[Your goal]: Pick out every line in the data below that holds "มฤทธ".

[Data to process]:
begin
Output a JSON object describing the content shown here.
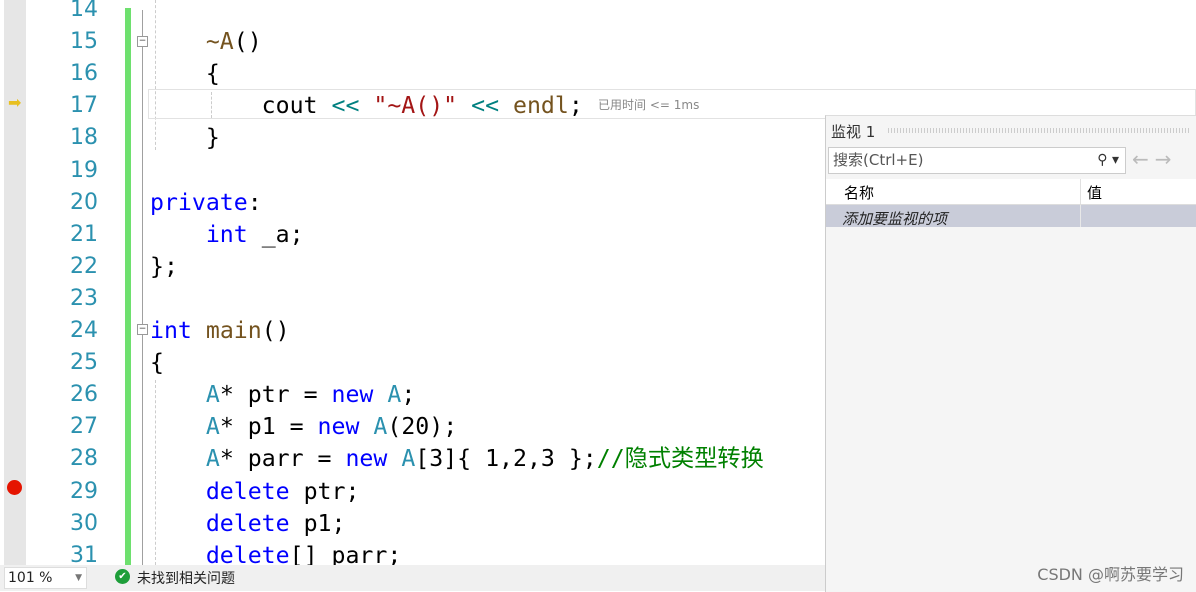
{
  "editor": {
    "lines": [
      {
        "n": "14",
        "t": []
      },
      {
        "n": "15",
        "t": [
          [
            "    ",
            "pl"
          ],
          [
            "~A",
            "fn"
          ],
          [
            "()",
            "pl"
          ]
        ]
      },
      {
        "n": "16",
        "t": [
          [
            "    {",
            "pl"
          ]
        ]
      },
      {
        "n": "17",
        "t": [
          [
            "        cout ",
            "pl"
          ],
          [
            "<<",
            "op"
          ],
          [
            " ",
            "pl"
          ],
          [
            "\"~A()\"",
            "str"
          ],
          [
            " ",
            "pl"
          ],
          [
            "<<",
            "op"
          ],
          [
            " ",
            "pl"
          ],
          [
            "endl",
            "fn"
          ],
          [
            ";",
            "pl"
          ]
        ]
      },
      {
        "n": "18",
        "t": [
          [
            "    }",
            "pl"
          ]
        ]
      },
      {
        "n": "19",
        "t": []
      },
      {
        "n": "20",
        "t": [
          [
            "private",
            "kw"
          ],
          [
            ":",
            "pl"
          ]
        ]
      },
      {
        "n": "21",
        "t": [
          [
            "    ",
            "pl"
          ],
          [
            "int",
            "kw"
          ],
          [
            " _a;",
            "pl"
          ]
        ]
      },
      {
        "n": "22",
        "t": [
          [
            "};",
            "pl"
          ]
        ]
      },
      {
        "n": "23",
        "t": []
      },
      {
        "n": "24",
        "t": [
          [
            "int",
            "kw"
          ],
          [
            " ",
            "pl"
          ],
          [
            "main",
            "fn"
          ],
          [
            "()",
            "pl"
          ]
        ]
      },
      {
        "n": "25",
        "t": [
          [
            "{",
            "pl"
          ]
        ]
      },
      {
        "n": "26",
        "t": [
          [
            "    ",
            "pl"
          ],
          [
            "A",
            "ty"
          ],
          [
            "* ptr = ",
            "pl"
          ],
          [
            "new",
            "kw"
          ],
          [
            " ",
            "pl"
          ],
          [
            "A",
            "ty"
          ],
          [
            ";",
            "pl"
          ]
        ]
      },
      {
        "n": "27",
        "t": [
          [
            "    ",
            "pl"
          ],
          [
            "A",
            "ty"
          ],
          [
            "* p1 = ",
            "pl"
          ],
          [
            "new",
            "kw"
          ],
          [
            " ",
            "pl"
          ],
          [
            "A",
            "ty"
          ],
          [
            "(20);",
            "pl"
          ]
        ]
      },
      {
        "n": "28",
        "t": [
          [
            "    ",
            "pl"
          ],
          [
            "A",
            "ty"
          ],
          [
            "* parr = ",
            "pl"
          ],
          [
            "new",
            "kw"
          ],
          [
            " ",
            "pl"
          ],
          [
            "A",
            "ty"
          ],
          [
            "[3]{ 1,2,3 };",
            "pl"
          ],
          [
            "//隐式类型转换",
            "cm"
          ]
        ]
      },
      {
        "n": "29",
        "t": [
          [
            "    ",
            "pl"
          ],
          [
            "delete",
            "kw"
          ],
          [
            " ptr;",
            "pl"
          ]
        ]
      },
      {
        "n": "30",
        "t": [
          [
            "    ",
            "pl"
          ],
          [
            "delete",
            "kw"
          ],
          [
            " p1;",
            "pl"
          ]
        ]
      },
      {
        "n": "31",
        "t": [
          [
            "    ",
            "pl"
          ],
          [
            "delete",
            "kw"
          ],
          [
            "[] parr;",
            "pl"
          ]
        ]
      }
    ],
    "timing": "已用时间 <= 1ms"
  },
  "watch": {
    "title": "监视 1",
    "search_placeholder": "搜索(Ctrl+E)",
    "col_name": "名称",
    "col_value": "值",
    "add_item": "添加要监视的项"
  },
  "status": {
    "zoom": "101 %",
    "message": "未找到相关问题"
  },
  "watermark": "CSDN @啊苏要学习"
}
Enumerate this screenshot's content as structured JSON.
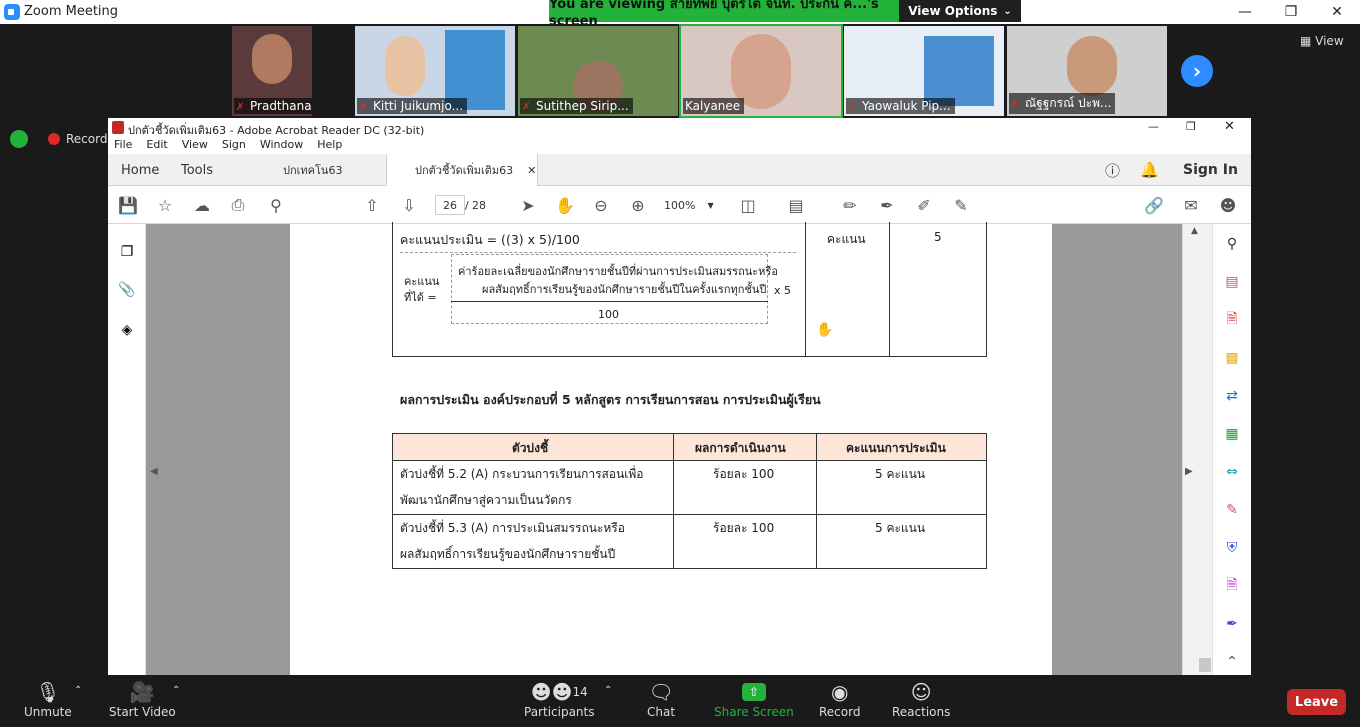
{
  "zoom": {
    "app_title": "Zoom Meeting",
    "banner": "You are viewing สายทิพย์ บุตรโต จนท. ประกัน ค...'s screen",
    "view_options": "View Options",
    "view_label": "View",
    "recording": "Recordin",
    "participants_count": "14",
    "participants": [
      {
        "name": "Pradthana M..."
      },
      {
        "name": "Kitti Juikumjo..."
      },
      {
        "name": "Sutithep Sirip..."
      },
      {
        "name": "Kalyanee"
      },
      {
        "name": "Yaowaluk Pip..."
      },
      {
        "name": "ณัฐฐกรณ์ ปะพ..."
      }
    ],
    "bottom": {
      "unmute": "Unmute",
      "start_video": "Start Video",
      "participants": "Participants",
      "chat": "Chat",
      "share_screen": "Share Screen",
      "record": "Record",
      "reactions": "Reactions",
      "leave": "Leave"
    },
    "colors": {
      "accent": "#2d8cff",
      "banner": "#23b33a",
      "leave": "#c62828"
    }
  },
  "acrobat": {
    "window_title": "ปกตัวชี้วัดเพิ่มเติม63 - Adobe Acrobat Reader DC (32-bit)",
    "menu": [
      "File",
      "Edit",
      "View",
      "Sign",
      "Window",
      "Help"
    ],
    "tabs": {
      "home": "Home",
      "tools": "Tools",
      "doc1": "ปกเทคโน63",
      "doc2": "ปกตัวชี้วัดเพิ่มเติม63"
    },
    "sign_in": "Sign In",
    "page_current": "26",
    "page_sep": "/",
    "page_total": "28",
    "zoom": "100%"
  },
  "document": {
    "formula_line": "คะแนนประเมิน = ((3) x 5)/100",
    "score_label": "คะแนนที่ได้ =",
    "numerator_1": "ค่าร้อยละเฉลี่ยของนักศึกษารายชั้นปีที่ผ่านการประเมินสมรรถนะหรือ",
    "numerator_2": "ผลสัมฤทธิ์การเรียนรู้ของนักศึกษารายชั้นปีในครั้งแรกทุกชั้นปี",
    "denominator": "100",
    "multiplier": "x 5",
    "unit_cell": "คะแนน",
    "value_cell": "5",
    "section_heading": "ผลการประเมิน องค์ประกอบที่  5 หลักสูตร การเรียนการสอน การประเมินผู้เรียน",
    "table": {
      "headers": [
        "ตัวบ่งชี้",
        "ผลการดำเนินงาน",
        "คะแนนการประเมิน"
      ],
      "rows": [
        {
          "line1": "ตัวบ่งชี้ที่ 5.2 (A)  กระบวนการเรียนการสอนเพื่อ",
          "line2": "พัฒนานักศึกษาสู่ความเป็นนวัตกร",
          "result": "ร้อยละ 100",
          "score": "5 คะแนน"
        },
        {
          "line1": "ตัวบ่งชี้ที่ 5.3 (A)  การประเมินสมรรถนะหรือ",
          "line2": "ผลสัมฤทธิ์การเรียนรู้ของนักศึกษารายชั้นปี",
          "result": "ร้อยละ 100",
          "score": "5 คะแนน"
        }
      ]
    }
  }
}
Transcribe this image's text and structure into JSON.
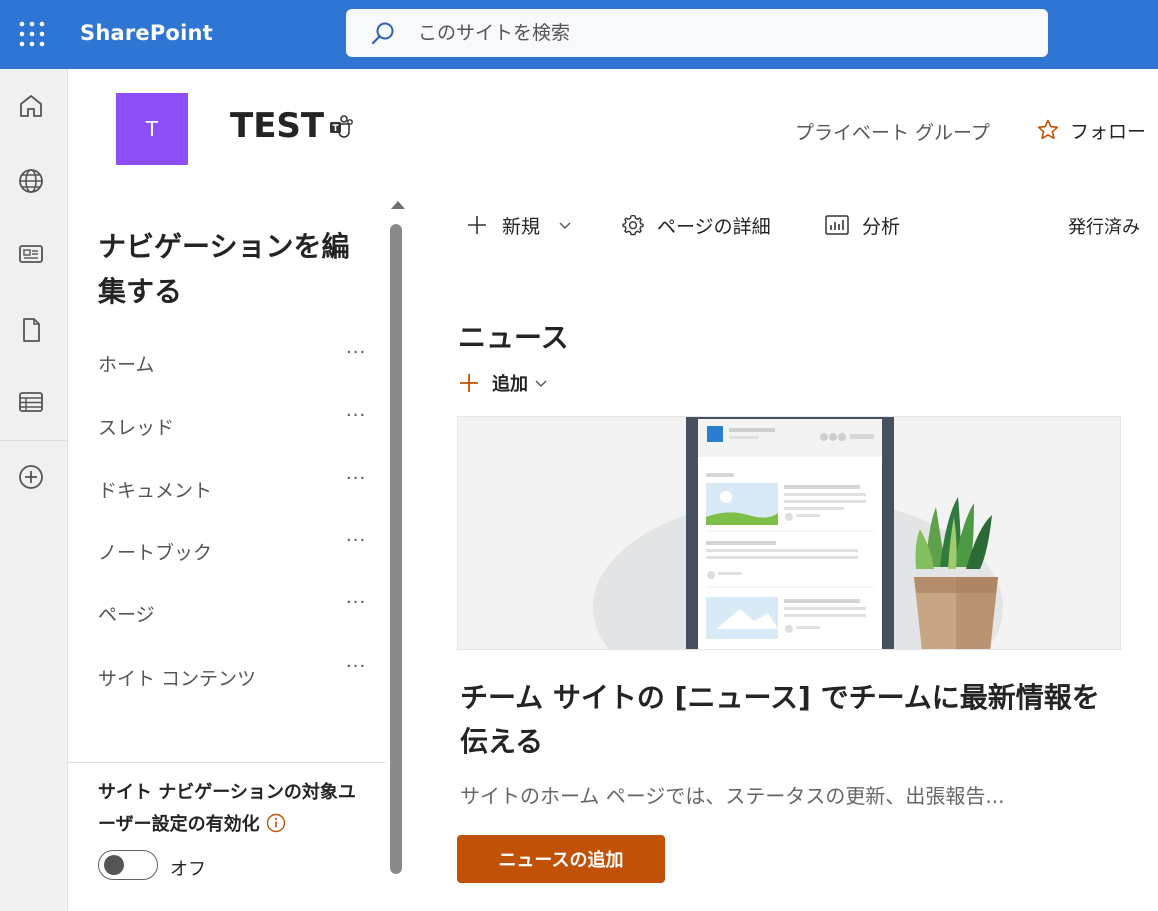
{
  "topbar": {
    "brand": "SharePoint",
    "search_placeholder": "このサイトを検索"
  },
  "rail": {
    "icons": [
      "home-icon",
      "globe-icon",
      "news-icon",
      "document-icon",
      "list-icon",
      "add-icon"
    ]
  },
  "site": {
    "logo_letter": "T",
    "title": "TEST",
    "group_type": "プライベート グループ",
    "follow_label": "フォロー"
  },
  "nav": {
    "heading": "ナビゲーションを編集する",
    "items": [
      {
        "label": "ホーム"
      },
      {
        "label": "スレッド"
      },
      {
        "label": "ドキュメント"
      },
      {
        "label": "ノートブック"
      },
      {
        "label": "ページ"
      },
      {
        "label": "サイト コンテンツ"
      }
    ],
    "more_label": "···",
    "audience_label": "サイト ナビゲーションの対象ユーザー設定の有効化",
    "toggle_state": "オフ"
  },
  "commandbar": {
    "new_label": "新規",
    "page_details_label": "ページの詳細",
    "analytics_label": "分析",
    "status": "発行済み"
  },
  "news": {
    "title": "ニュース",
    "add_label": "追加",
    "promo_title": "チーム サイトの [ニュース] でチームに最新情報を伝える",
    "promo_desc": "サイトのホーム ページでは、ステータスの更新、出張報告...",
    "add_button": "ニュースの追加"
  },
  "colors": {
    "suite_bar": "#2f76d4",
    "logo": "#8c4ff7",
    "accent": "#c15106"
  }
}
end
[Solution]:
    "numerator_2": "ผลสัมฤทธิ์การเรียนรู้ของนักศึกษารายชั้นปีในครั้งแรกทุกชั้นปี",
          "line2": "ผลสัมฤทธิ์การเรียนรู้ของนักศึกษารายชั้นปี",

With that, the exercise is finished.